REQUIREMENT => Hunt for the word "keep" across the entries below, copying each line that holds it.

EXTRACTED MATERIAL =>
(begin)

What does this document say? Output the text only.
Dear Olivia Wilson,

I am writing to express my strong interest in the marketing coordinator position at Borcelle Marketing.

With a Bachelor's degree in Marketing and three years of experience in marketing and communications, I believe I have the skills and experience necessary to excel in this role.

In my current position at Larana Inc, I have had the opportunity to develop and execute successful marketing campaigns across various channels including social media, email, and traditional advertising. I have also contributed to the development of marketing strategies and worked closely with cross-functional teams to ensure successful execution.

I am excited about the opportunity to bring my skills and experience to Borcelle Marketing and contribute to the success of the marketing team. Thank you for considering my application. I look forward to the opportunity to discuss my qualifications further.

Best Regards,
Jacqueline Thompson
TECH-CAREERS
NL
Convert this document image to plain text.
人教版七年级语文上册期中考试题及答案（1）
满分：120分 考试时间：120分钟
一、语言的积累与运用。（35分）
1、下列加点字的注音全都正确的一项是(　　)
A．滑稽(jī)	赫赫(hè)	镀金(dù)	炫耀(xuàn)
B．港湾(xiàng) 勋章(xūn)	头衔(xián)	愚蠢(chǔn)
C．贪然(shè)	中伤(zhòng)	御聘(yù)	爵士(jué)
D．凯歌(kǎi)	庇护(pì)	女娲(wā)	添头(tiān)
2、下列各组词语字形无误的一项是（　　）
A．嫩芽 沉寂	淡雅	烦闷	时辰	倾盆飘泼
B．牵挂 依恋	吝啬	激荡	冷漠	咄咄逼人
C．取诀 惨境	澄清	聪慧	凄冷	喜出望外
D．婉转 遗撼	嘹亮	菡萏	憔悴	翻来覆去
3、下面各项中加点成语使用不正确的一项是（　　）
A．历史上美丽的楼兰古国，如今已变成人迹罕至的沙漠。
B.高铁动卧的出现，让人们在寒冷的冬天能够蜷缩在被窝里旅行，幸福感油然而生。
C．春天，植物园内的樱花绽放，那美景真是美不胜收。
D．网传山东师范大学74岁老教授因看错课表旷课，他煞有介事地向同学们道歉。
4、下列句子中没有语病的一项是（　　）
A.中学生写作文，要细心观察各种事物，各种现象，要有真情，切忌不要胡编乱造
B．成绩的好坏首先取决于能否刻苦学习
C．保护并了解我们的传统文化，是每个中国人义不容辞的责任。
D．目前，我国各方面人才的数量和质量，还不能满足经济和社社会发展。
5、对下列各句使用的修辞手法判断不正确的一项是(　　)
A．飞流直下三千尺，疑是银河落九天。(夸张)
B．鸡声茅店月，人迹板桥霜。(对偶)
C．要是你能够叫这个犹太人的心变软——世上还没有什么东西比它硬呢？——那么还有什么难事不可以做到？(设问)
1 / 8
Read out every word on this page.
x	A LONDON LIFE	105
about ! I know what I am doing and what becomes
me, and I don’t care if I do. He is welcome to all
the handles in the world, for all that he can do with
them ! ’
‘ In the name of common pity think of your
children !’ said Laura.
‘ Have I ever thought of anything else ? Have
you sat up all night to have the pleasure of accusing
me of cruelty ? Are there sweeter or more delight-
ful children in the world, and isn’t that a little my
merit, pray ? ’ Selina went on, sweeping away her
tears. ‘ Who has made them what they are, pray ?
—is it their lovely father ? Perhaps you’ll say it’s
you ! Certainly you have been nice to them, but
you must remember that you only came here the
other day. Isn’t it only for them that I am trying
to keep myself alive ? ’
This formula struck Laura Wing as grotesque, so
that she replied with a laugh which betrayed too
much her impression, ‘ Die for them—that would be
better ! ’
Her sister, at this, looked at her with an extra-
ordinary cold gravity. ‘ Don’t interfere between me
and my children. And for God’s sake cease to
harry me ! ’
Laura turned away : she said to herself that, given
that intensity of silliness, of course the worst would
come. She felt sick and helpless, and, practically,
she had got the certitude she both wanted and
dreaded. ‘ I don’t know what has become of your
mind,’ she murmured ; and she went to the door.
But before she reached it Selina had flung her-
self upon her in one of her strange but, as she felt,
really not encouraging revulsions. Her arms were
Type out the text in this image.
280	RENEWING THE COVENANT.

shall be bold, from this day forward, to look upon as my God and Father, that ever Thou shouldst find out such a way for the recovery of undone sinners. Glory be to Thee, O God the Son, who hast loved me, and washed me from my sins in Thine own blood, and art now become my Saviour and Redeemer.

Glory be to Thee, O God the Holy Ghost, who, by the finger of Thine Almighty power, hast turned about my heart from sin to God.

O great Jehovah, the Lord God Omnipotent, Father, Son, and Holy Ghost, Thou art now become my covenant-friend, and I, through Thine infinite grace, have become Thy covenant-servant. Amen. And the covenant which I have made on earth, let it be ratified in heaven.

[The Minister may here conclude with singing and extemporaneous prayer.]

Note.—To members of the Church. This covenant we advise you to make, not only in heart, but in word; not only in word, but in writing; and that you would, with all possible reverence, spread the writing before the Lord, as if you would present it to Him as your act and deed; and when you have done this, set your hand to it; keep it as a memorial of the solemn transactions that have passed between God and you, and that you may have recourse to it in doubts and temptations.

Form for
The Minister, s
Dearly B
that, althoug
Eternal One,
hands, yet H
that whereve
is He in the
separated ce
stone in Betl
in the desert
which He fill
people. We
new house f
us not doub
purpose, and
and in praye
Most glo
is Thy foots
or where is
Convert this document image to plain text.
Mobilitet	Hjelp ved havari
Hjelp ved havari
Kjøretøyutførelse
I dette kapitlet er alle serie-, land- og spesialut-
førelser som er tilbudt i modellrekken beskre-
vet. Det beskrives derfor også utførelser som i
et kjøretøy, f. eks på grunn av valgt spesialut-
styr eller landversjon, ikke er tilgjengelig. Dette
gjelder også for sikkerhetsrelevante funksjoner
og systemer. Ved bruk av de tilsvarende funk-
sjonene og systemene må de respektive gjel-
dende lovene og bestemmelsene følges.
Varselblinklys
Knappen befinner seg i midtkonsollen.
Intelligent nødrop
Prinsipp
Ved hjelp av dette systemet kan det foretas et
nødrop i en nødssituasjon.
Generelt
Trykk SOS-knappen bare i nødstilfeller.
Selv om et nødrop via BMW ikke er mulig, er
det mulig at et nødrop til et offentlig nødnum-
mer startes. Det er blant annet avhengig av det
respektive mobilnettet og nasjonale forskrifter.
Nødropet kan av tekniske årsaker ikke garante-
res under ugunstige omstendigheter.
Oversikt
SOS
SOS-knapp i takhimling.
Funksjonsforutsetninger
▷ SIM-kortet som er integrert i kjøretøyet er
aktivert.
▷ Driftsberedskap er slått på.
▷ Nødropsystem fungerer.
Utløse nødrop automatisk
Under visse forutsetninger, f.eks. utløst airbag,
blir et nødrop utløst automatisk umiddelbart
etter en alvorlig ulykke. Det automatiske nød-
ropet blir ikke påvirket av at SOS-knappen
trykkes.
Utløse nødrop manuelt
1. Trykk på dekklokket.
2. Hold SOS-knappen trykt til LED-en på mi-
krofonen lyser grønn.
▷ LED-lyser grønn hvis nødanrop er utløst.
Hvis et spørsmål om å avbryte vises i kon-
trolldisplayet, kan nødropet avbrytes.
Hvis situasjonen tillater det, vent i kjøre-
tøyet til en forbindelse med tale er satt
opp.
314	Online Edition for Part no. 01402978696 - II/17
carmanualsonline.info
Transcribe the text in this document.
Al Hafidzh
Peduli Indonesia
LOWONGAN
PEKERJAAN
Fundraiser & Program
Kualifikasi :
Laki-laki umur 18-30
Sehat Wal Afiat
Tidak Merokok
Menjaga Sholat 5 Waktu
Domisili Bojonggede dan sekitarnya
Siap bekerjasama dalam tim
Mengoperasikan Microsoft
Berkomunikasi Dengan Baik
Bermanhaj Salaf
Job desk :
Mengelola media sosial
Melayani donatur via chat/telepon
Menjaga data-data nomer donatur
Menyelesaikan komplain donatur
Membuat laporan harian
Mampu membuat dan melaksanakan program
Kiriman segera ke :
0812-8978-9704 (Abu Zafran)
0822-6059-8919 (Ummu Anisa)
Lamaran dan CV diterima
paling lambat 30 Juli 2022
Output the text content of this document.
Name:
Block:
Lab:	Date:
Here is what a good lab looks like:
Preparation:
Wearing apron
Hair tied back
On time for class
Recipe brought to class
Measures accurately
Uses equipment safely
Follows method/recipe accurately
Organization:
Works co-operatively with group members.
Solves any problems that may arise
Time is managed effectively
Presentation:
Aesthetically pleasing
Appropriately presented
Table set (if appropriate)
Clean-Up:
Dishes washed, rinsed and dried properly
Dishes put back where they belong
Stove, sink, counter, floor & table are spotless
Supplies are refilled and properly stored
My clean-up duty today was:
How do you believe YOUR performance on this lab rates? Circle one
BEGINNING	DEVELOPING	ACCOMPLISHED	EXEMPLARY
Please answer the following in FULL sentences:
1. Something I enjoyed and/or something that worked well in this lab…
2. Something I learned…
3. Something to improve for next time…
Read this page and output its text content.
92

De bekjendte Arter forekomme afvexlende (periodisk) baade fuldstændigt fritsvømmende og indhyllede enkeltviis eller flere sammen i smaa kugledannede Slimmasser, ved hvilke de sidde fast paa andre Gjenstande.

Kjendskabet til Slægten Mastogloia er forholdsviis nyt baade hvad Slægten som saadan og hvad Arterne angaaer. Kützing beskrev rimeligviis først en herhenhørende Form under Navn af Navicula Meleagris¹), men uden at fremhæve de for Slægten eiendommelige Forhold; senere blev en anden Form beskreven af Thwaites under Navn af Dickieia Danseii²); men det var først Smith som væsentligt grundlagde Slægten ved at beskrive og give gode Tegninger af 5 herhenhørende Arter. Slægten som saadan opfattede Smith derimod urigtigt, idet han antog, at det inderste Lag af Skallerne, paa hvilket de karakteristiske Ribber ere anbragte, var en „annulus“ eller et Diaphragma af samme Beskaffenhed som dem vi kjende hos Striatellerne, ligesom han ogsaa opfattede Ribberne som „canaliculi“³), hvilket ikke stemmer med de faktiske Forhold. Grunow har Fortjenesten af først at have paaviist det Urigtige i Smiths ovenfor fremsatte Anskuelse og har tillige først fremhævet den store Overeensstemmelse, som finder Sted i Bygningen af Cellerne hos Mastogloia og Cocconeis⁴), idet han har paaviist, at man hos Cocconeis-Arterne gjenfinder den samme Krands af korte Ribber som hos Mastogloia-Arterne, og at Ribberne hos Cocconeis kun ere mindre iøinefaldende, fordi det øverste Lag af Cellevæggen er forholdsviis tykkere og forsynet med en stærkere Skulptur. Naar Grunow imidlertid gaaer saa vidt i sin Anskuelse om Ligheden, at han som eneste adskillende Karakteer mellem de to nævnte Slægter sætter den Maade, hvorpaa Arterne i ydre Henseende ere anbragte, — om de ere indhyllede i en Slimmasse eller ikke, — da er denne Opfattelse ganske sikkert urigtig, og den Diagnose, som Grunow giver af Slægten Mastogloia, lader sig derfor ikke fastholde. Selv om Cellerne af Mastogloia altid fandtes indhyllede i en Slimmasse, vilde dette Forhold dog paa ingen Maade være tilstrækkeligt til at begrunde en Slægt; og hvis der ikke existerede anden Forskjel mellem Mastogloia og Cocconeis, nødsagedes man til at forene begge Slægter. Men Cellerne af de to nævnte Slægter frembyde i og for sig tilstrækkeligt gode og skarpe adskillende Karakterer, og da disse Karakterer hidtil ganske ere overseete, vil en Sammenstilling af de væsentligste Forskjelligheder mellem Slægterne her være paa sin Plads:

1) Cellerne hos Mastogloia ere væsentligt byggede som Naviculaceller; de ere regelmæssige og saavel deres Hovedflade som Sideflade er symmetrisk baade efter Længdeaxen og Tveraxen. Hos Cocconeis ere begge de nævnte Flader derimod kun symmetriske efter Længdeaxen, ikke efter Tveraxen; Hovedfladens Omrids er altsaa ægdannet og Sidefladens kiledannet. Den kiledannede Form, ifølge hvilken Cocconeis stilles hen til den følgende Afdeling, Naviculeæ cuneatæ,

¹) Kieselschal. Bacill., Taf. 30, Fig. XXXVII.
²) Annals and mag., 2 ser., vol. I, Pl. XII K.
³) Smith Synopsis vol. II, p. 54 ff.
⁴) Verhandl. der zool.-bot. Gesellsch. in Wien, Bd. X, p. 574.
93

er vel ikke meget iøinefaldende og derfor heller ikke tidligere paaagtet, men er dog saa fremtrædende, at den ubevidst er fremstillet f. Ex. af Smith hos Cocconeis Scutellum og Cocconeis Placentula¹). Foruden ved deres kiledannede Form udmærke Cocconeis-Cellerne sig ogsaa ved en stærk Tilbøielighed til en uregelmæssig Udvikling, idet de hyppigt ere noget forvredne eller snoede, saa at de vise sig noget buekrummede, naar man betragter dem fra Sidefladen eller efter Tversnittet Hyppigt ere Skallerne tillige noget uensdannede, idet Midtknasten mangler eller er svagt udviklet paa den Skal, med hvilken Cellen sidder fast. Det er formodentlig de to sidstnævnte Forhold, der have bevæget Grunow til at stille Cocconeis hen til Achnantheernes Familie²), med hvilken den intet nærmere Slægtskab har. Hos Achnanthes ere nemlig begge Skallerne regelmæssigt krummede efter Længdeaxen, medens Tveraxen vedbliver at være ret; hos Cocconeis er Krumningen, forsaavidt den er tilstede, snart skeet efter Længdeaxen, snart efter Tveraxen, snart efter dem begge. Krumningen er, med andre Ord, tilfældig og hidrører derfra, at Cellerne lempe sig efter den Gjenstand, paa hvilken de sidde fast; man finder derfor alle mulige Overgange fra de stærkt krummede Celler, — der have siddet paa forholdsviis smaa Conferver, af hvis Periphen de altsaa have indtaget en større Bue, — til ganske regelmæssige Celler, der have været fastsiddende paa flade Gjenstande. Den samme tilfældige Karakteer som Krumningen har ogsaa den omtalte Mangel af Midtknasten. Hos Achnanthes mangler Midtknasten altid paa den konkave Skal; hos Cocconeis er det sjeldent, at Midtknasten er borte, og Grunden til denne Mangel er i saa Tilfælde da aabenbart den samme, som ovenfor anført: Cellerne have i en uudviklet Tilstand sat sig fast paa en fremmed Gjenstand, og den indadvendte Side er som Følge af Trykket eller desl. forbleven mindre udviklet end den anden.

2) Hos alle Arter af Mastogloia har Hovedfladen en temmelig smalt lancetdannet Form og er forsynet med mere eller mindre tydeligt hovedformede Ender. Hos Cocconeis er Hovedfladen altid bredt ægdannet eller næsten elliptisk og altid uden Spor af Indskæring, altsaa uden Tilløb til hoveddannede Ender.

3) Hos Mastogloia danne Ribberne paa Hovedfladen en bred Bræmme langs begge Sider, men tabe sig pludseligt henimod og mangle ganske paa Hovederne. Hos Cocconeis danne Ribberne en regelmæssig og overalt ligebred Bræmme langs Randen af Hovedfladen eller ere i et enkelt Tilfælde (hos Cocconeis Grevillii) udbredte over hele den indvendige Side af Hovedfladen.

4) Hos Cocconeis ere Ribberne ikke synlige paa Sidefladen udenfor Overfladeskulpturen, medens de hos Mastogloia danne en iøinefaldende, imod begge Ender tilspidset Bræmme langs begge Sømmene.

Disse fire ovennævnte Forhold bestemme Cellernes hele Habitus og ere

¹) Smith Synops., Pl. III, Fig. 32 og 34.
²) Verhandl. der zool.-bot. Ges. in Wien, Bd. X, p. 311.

(end)

SOLUTION TO THIS PROBLEM =>
to keep myself alive ? ’
Note.—To members of the Church. This covenant we advise you to make, not only in heart, but in word; not only in word, but in writing; and that you would, with all possible reverence, spread the writing before the Lord, as if you would present it to Him as your act and deed; and when you have done this, set your hand to it; keep it as a memorial of the solemn transactions that have passed between God and you, and that you may have recourse to it in doubts and temptations.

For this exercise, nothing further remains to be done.